Stored data:
— start —

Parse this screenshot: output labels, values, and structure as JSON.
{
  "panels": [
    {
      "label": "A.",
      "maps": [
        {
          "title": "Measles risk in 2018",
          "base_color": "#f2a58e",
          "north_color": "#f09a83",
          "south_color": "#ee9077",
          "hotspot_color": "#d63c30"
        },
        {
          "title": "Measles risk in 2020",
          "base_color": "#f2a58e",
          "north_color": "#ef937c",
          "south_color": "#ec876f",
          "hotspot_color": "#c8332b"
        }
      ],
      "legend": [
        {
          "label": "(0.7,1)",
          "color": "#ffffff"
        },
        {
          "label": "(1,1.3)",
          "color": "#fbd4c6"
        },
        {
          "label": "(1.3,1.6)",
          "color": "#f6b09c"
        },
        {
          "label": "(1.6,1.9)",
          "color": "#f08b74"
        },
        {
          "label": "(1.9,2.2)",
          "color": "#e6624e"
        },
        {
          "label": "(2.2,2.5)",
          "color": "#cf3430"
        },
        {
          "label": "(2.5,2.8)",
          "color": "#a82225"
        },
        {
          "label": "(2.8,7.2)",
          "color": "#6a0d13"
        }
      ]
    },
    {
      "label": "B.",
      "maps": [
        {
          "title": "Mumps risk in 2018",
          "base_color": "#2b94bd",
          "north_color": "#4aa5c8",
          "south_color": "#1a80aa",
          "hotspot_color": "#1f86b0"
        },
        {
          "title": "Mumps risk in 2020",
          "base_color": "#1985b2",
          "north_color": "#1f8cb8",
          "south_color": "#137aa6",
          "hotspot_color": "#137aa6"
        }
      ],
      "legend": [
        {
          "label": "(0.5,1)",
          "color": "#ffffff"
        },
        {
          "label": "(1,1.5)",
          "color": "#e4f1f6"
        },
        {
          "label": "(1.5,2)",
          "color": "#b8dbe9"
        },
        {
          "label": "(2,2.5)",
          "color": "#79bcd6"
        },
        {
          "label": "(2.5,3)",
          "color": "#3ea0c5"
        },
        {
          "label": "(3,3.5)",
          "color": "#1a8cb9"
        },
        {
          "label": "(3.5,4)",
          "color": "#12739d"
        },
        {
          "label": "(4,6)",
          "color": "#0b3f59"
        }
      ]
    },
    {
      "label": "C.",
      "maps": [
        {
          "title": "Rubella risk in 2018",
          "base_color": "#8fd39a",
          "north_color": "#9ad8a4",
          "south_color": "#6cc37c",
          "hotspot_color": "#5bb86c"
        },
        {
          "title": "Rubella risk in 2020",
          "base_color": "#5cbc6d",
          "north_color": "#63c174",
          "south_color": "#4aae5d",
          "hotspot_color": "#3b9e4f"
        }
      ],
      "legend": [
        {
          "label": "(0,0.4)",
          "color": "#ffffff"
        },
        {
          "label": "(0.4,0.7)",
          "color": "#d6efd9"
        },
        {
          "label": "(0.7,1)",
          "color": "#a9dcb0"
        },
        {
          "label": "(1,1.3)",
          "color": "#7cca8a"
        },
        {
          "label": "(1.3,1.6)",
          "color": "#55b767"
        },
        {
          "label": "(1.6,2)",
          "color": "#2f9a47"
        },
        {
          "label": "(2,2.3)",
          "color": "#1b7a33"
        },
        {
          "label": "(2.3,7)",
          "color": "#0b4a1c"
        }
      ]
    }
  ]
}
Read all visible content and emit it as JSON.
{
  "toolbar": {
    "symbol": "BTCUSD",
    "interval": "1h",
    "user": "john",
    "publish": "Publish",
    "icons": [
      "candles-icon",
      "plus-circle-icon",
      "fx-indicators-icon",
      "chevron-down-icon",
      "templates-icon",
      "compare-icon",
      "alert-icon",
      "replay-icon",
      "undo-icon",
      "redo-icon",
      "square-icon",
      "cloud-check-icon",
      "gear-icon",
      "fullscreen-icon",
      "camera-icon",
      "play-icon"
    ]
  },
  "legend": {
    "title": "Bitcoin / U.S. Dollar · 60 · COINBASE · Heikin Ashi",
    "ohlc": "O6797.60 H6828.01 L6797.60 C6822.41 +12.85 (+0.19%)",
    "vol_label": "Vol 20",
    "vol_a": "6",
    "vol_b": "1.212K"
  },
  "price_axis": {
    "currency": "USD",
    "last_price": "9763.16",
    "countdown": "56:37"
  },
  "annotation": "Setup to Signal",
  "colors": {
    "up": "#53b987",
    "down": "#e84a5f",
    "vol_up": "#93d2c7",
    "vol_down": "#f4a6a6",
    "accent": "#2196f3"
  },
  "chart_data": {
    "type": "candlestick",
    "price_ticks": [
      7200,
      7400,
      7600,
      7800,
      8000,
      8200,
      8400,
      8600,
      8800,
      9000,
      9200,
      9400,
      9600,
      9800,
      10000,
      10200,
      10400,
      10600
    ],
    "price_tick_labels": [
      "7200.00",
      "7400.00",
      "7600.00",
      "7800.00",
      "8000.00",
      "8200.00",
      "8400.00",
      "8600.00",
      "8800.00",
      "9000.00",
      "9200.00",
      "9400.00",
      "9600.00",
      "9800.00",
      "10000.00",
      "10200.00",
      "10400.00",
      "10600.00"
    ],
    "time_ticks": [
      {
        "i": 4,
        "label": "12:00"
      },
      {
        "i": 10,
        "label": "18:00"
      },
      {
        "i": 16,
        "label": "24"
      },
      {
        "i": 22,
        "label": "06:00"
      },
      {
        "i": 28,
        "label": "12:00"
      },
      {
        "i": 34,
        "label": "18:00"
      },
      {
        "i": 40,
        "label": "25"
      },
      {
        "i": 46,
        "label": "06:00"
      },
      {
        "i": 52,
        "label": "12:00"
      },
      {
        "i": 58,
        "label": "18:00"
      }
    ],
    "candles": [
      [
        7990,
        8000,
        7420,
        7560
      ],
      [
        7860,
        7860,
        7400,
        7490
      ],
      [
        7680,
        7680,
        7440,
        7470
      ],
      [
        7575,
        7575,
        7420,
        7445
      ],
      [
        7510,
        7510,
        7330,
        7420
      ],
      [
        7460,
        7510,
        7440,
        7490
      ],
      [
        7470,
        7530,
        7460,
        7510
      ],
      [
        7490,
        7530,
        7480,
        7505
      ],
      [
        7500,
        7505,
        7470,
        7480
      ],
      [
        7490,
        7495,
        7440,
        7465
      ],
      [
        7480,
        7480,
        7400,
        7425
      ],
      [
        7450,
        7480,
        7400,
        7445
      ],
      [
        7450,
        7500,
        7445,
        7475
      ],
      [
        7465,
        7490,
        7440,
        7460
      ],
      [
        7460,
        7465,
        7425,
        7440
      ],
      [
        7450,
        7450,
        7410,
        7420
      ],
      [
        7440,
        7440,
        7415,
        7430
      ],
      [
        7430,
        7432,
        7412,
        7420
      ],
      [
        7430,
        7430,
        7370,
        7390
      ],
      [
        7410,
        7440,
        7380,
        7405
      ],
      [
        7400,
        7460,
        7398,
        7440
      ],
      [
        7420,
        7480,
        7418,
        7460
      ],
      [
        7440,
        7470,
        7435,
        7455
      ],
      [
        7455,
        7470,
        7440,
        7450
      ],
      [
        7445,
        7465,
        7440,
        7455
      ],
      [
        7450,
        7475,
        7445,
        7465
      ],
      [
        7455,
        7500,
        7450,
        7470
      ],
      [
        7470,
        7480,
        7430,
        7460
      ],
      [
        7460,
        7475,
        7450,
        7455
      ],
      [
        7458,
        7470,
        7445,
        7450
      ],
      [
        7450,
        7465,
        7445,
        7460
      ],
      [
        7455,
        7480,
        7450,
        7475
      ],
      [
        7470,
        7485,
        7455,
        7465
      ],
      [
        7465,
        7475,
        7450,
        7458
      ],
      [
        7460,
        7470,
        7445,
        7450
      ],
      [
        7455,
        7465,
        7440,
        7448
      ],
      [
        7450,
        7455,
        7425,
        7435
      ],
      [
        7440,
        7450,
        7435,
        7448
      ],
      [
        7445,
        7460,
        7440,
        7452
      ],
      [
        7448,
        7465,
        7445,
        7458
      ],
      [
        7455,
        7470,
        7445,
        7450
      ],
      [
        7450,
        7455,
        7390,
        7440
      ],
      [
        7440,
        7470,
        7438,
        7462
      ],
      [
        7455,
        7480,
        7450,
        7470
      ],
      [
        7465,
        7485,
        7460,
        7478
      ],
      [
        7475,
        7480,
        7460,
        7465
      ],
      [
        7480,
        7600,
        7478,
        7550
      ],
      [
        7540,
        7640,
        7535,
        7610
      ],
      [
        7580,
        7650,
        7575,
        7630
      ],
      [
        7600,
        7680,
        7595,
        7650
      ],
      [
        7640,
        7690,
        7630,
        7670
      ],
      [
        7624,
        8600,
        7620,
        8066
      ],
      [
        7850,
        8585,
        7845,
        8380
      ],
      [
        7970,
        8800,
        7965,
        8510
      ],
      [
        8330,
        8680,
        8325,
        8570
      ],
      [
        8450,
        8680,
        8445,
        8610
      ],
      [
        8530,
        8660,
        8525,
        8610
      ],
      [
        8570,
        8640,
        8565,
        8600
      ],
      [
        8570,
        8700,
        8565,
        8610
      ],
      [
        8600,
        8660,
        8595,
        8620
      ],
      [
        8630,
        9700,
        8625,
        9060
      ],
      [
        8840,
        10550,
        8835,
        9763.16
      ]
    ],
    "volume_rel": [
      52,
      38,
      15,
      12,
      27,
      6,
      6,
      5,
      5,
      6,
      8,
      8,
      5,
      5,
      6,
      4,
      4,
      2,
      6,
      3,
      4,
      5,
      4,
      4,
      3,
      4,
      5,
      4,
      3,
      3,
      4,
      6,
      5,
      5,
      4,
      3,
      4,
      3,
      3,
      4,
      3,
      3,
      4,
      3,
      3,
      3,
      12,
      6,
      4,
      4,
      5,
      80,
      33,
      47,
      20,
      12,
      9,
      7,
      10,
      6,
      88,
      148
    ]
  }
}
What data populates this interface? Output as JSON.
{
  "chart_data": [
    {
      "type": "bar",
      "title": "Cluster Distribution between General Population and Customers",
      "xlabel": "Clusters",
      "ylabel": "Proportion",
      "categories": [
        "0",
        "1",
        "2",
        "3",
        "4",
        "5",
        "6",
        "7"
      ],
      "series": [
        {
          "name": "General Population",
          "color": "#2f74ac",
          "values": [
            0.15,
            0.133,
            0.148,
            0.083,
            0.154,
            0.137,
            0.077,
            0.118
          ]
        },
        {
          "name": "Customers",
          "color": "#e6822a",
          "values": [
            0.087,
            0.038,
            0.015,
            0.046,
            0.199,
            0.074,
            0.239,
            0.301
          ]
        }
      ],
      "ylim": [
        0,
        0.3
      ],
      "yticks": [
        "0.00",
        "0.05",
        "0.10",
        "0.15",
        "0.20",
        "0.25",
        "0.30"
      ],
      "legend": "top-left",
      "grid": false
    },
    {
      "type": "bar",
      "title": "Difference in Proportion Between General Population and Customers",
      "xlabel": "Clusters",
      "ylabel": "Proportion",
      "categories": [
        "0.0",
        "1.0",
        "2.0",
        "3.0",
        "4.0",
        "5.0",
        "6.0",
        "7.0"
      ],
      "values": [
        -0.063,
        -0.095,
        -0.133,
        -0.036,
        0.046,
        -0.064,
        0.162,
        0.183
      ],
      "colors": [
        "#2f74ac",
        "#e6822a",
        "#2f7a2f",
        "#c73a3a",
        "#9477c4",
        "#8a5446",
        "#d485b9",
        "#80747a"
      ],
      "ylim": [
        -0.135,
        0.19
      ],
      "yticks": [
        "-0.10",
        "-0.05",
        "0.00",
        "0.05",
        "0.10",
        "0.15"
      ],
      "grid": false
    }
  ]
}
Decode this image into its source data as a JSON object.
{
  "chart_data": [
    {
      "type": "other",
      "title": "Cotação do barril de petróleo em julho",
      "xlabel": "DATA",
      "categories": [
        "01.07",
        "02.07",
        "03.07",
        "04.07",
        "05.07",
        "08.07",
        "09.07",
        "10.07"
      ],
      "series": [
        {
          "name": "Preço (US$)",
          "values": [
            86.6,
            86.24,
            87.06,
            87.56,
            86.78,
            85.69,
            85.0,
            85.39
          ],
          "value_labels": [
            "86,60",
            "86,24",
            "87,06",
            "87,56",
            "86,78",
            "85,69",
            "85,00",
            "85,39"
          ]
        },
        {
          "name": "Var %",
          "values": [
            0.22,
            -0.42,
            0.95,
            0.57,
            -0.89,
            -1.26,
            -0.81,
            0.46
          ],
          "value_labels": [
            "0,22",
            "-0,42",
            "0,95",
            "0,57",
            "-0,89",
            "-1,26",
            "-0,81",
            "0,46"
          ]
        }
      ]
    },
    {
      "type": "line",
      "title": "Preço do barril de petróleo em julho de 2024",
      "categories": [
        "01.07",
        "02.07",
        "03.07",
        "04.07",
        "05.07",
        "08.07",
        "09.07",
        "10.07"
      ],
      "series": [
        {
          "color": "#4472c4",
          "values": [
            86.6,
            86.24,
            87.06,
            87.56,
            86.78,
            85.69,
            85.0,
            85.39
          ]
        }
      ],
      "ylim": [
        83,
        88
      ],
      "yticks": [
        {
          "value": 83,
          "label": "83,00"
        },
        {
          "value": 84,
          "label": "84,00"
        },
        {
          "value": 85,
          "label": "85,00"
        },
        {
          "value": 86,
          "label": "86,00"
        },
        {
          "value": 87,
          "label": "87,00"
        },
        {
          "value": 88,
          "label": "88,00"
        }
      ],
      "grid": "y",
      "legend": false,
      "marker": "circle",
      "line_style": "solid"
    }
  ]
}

— end —

What needs to be done: Copy out each line of the records that holds the string "JSON".

Task output:
Parse this screenshot: output labels, values, and structure as JSON.
Read all visible content and emit it as JSON.
What data populates this interface? Output as JSON.
Decode this image into its source data as a JSON object.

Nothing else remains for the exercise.